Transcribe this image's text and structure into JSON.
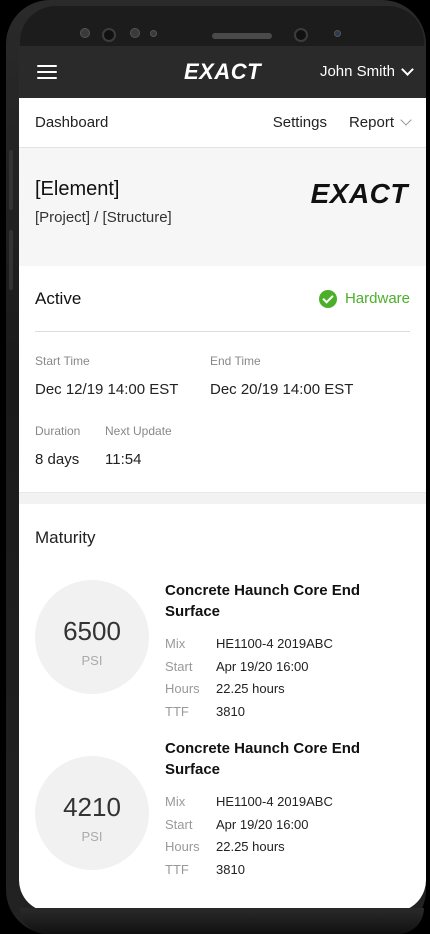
{
  "header": {
    "logo": "EXACT",
    "user_name": "John Smith"
  },
  "subnav": {
    "dashboard": "Dashboard",
    "settings": "Settings",
    "report": "Report"
  },
  "element": {
    "title": "[Element]",
    "path": "[Project] / [Structure]",
    "logo": "EXACT"
  },
  "status": {
    "state": "Active",
    "hardware_label": "Hardware",
    "hardware_color": "#4caf2a",
    "start_time_label": "Start Time",
    "start_time": "Dec 12/19 14:00 EST",
    "end_time_label": "End Time",
    "end_time": "Dec 20/19 14:00 EST",
    "duration_label": "Duration",
    "duration": "8 days",
    "next_update_label": "Next Update",
    "next_update": "11:54"
  },
  "maturity": {
    "title": "Maturity",
    "items": [
      {
        "psi": "6500",
        "unit": "PSI",
        "name": "Concrete Haunch Core End Surface",
        "mix_label": "Mix",
        "mix": "HE1100-4 2019ABC",
        "start_label": "Start",
        "start": "Apr 19/20 16:00",
        "hours_label": "Hours",
        "hours": "22.25 hours",
        "ttf_label": "TTF",
        "ttf": "3810"
      },
      {
        "psi": "4210",
        "unit": "PSI",
        "name": "Concrete Haunch Core End Surface",
        "mix_label": "Mix",
        "mix": "HE1100-4 2019ABC",
        "start_label": "Start",
        "start": "Apr 19/20 16:00",
        "hours_label": "Hours",
        "hours": "22.25 hours",
        "ttf_label": "TTF",
        "ttf": "3810"
      }
    ]
  }
}
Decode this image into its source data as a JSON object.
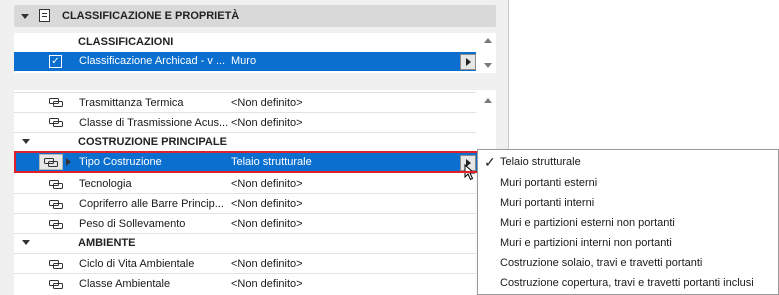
{
  "section": {
    "title": "CLASSIFICAZIONE E PROPRIETÀ"
  },
  "classifications": {
    "title": "CLASSIFICAZIONI",
    "row": {
      "name": "Classificazione Archicad - v ...",
      "value": "Muro",
      "checked": true
    }
  },
  "properties": {
    "top_rows": [
      {
        "name": "Trasmittanza Termica",
        "value": "<Non definito>"
      },
      {
        "name": "Classe di Trasmissione Acus...",
        "value": "<Non definito>"
      }
    ],
    "groups": [
      {
        "title": "COSTRUZIONE PRINCIPALE",
        "rows": [
          {
            "name": "Tipo Costruzione",
            "value": "Telaio strutturale",
            "selected": true
          },
          {
            "name": "Tecnologia",
            "value": "<Non definito>"
          },
          {
            "name": "Copriferro alle Barre Princip...",
            "value": "<Non definito>"
          },
          {
            "name": "Peso di Sollevamento",
            "value": "<Non definito>"
          }
        ]
      },
      {
        "title": "AMBIENTE",
        "rows": [
          {
            "name": "Ciclo di Vita Ambientale",
            "value": "<Non definito>"
          },
          {
            "name": "Classe Ambientale",
            "value": "<Non definito>"
          }
        ]
      }
    ]
  },
  "dropdown": {
    "selected": "Telaio strutturale",
    "options": [
      "Telaio strutturale",
      "Muri portanti esterni",
      "Muri portanti interni",
      "Muri e partizioni esterni non portanti",
      "Muri e partizioni interni non portanti",
      "Costruzione solaio, travi e travetti portanti",
      "Costruzione copertura, travi e travetti portanti inclusi"
    ]
  },
  "colors": {
    "selection": "#0b6fd0",
    "highlight_border": "#e0202a",
    "panel_bg": "#f0f0f0"
  },
  "icons": {
    "section_toggle": "triangle-down-icon",
    "section_doc": "document-icon",
    "row_link": "link-icon",
    "selected_check": "checkmark-icon"
  }
}
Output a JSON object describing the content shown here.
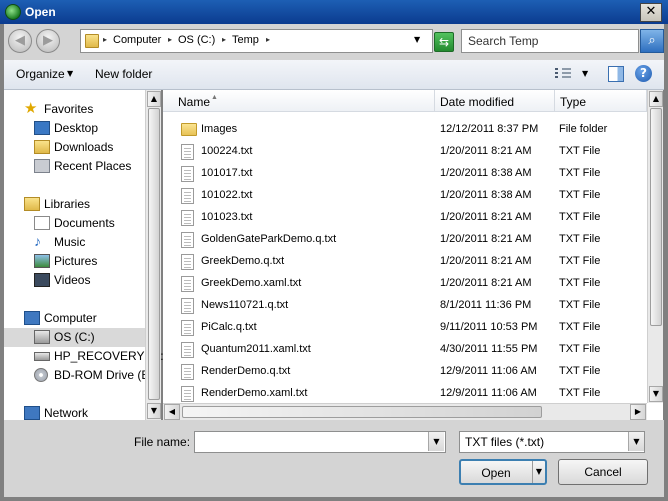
{
  "window": {
    "title": "Open",
    "close_glyph": "✕"
  },
  "address": {
    "back_glyph": "◀",
    "forward_glyph": "▶",
    "breadcrumbs": [
      "Computer",
      "OS (C:)",
      "Temp"
    ],
    "search_placeholder": "Search Temp"
  },
  "toolbar": {
    "organize_label": "Organize",
    "new_folder_label": "New folder",
    "help_glyph": "?"
  },
  "nav": {
    "favorites": {
      "label": "Favorites",
      "items": [
        "Desktop",
        "Downloads",
        "Recent Places"
      ]
    },
    "libraries": {
      "label": "Libraries",
      "items": [
        "Documents",
        "Music",
        "Pictures",
        "Videos"
      ]
    },
    "computer": {
      "label": "Computer",
      "items": [
        "OS (C:)",
        "HP_RECOVERY (D:",
        "BD-ROM Drive (E:)"
      ]
    },
    "network": {
      "label": "Network"
    }
  },
  "columns": {
    "name": "Name",
    "date": "Date modified",
    "type": "Type"
  },
  "files": [
    {
      "name": "Images",
      "date": "12/12/2011 8:37 PM",
      "type": "File folder",
      "icon": "folder-icon"
    },
    {
      "name": "100224.txt",
      "date": "1/20/2011 8:21 AM",
      "type": "TXT File",
      "icon": "text-file-icon"
    },
    {
      "name": "101017.txt",
      "date": "1/20/2011 8:38 AM",
      "type": "TXT File",
      "icon": "text-file-icon"
    },
    {
      "name": "101022.txt",
      "date": "1/20/2011 8:38 AM",
      "type": "TXT File",
      "icon": "text-file-icon"
    },
    {
      "name": "101023.txt",
      "date": "1/20/2011 8:21 AM",
      "type": "TXT File",
      "icon": "text-file-icon"
    },
    {
      "name": "GoldenGateParkDemo.q.txt",
      "date": "1/20/2011 8:21 AM",
      "type": "TXT File",
      "icon": "text-file-icon"
    },
    {
      "name": "GreekDemo.q.txt",
      "date": "1/20/2011 8:21 AM",
      "type": "TXT File",
      "icon": "text-file-icon"
    },
    {
      "name": "GreekDemo.xaml.txt",
      "date": "1/20/2011 8:21 AM",
      "type": "TXT File",
      "icon": "text-file-icon"
    },
    {
      "name": "News110721.q.txt",
      "date": "8/1/2011 11:36 PM",
      "type": "TXT File",
      "icon": "text-file-icon"
    },
    {
      "name": "PiCalc.q.txt",
      "date": "9/11/2011 10:53 PM",
      "type": "TXT File",
      "icon": "text-file-icon"
    },
    {
      "name": "Quantum2011.xaml.txt",
      "date": "4/30/2011 11:55 PM",
      "type": "TXT File",
      "icon": "text-file-icon"
    },
    {
      "name": "RenderDemo.q.txt",
      "date": "12/9/2011 11:06 AM",
      "type": "TXT File",
      "icon": "text-file-icon"
    },
    {
      "name": "RenderDemo.xaml.txt",
      "date": "12/9/2011 11:06 AM",
      "type": "TXT File",
      "icon": "text-file-icon"
    }
  ],
  "bottom": {
    "file_name_label": "File name:",
    "file_name_value": "",
    "file_type_value": "TXT files (*.txt)",
    "open_label": "Open",
    "cancel_label": "Cancel"
  }
}
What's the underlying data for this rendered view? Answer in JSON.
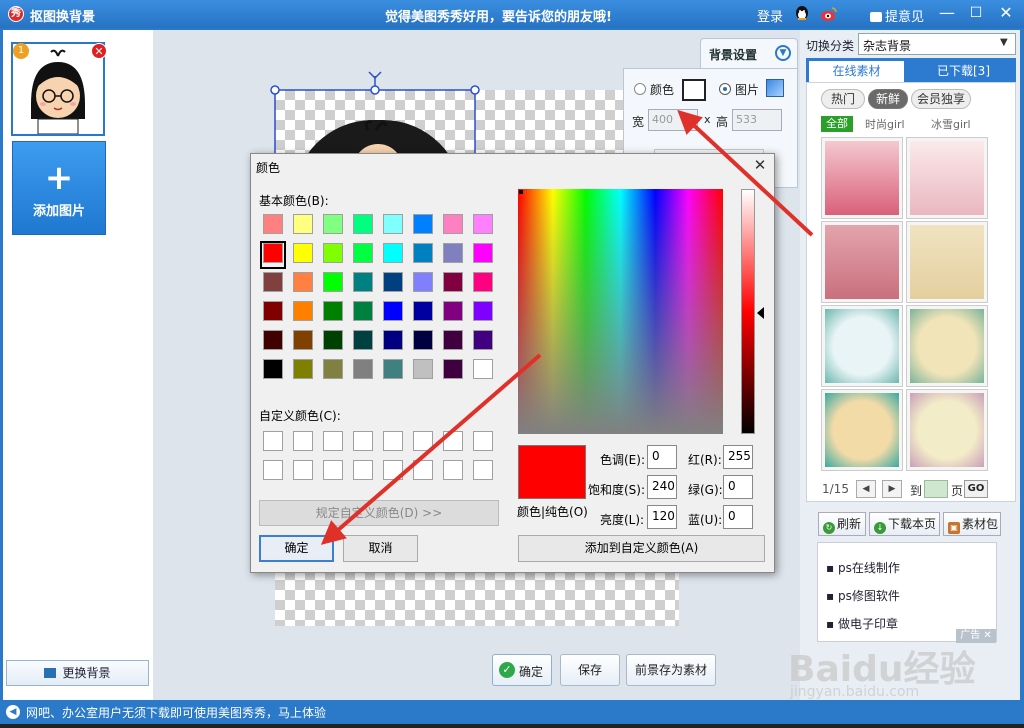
{
  "titlebar": {
    "app_logo": "秀",
    "title": "抠图换背景",
    "slogan": "觉得美图秀秀好用，要告诉您的朋友哦!",
    "login": "登录",
    "feedback": "提意见",
    "icons": [
      "qq-icon",
      "weibo-icon",
      "feedback-icon"
    ]
  },
  "left_panel": {
    "thumb_badge": "1",
    "add_image_plus": "+",
    "add_image_label": "添加图片",
    "change_bg_label": "更换背景"
  },
  "bg_settings": {
    "tab_label": "背景设置",
    "color_label": "颜色",
    "image_label": "图片",
    "width_label": "宽",
    "width_value": "400",
    "x_label": "x",
    "height_label": "高",
    "height_value": "533",
    "selected_mode": "image"
  },
  "canvas_buttons": {
    "confirm": "确定",
    "save": "保存",
    "save_fg": "前景存为素材"
  },
  "right_panel": {
    "category_label": "切换分类",
    "category_value": "杂志背景",
    "tab_online": "在线素材",
    "tab_downloaded": "已下载[3]",
    "pill_hot": "热门",
    "pill_new": "新鲜",
    "pill_vip": "会员独享",
    "filter_all": "全部",
    "filter_fashion": "时尚girl",
    "filter_ice": "冰雪girl",
    "pager_text": "1/15",
    "pager_to": "到",
    "pager_page": "页",
    "pager_go": "GO",
    "refresh": "刷新",
    "download_page": "下载本页",
    "material_pack": "素材包",
    "ad_items": [
      "ps在线制作",
      "ps修图软件",
      "做电子印章"
    ],
    "ad_badge": "广告"
  },
  "status_bar": {
    "text": "网吧、办公室用户无须下载即可使用美图秀秀，马上体验"
  },
  "color_dialog": {
    "title": "颜色",
    "basic_colors_label": "基本颜色(B):",
    "custom_colors_label": "自定义颜色(C):",
    "define_custom_btn": "规定自定义颜色(D) >>",
    "ok": "确定",
    "cancel": "取消",
    "preview_label": "颜色|纯色(O)",
    "hue_label": "色调(E):",
    "hue": "0",
    "sat_label": "饱和度(S):",
    "sat": "240",
    "lum_label": "亮度(L):",
    "lum": "120",
    "red_label": "红(R):",
    "red": "255",
    "green_label": "绿(G):",
    "green": "0",
    "blue_label": "蓝(U):",
    "blue": "0",
    "add_custom": "添加到自定义颜色(A)",
    "basic_colors": [
      "#ff8080",
      "#ffff80",
      "#80ff80",
      "#00ff80",
      "#80ffff",
      "#0080ff",
      "#ff80c0",
      "#ff80ff",
      "#ff0000",
      "#ffff00",
      "#80ff00",
      "#00ff40",
      "#00ffff",
      "#0080c0",
      "#8080c0",
      "#ff00ff",
      "#804040",
      "#ff8040",
      "#00ff00",
      "#008080",
      "#004080",
      "#8080ff",
      "#800040",
      "#ff0080",
      "#800000",
      "#ff8000",
      "#008000",
      "#008040",
      "#0000ff",
      "#0000a0",
      "#800080",
      "#8000ff",
      "#400000",
      "#804000",
      "#004000",
      "#004040",
      "#000080",
      "#000040",
      "#400040",
      "#400080",
      "#000000",
      "#808000",
      "#808040",
      "#808080",
      "#408080",
      "#c0c0c0",
      "#400040",
      "#ffffff"
    ]
  },
  "watermark": {
    "logo": "Baidu经验",
    "url": "jingyan.baidu.com"
  },
  "colors": {
    "accent": "#2b79c9",
    "annotation_arrow": "#e0302a",
    "selected_color": "#ff0000"
  }
}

========================

▸ **TASK PROMPT**
Look through the entries above. Extract each line with the word "Classe".

▸ **TASK SOLUTION**
        "name": "Classe di Trasmissione Acus...",
            "name": "Classe Ambientale",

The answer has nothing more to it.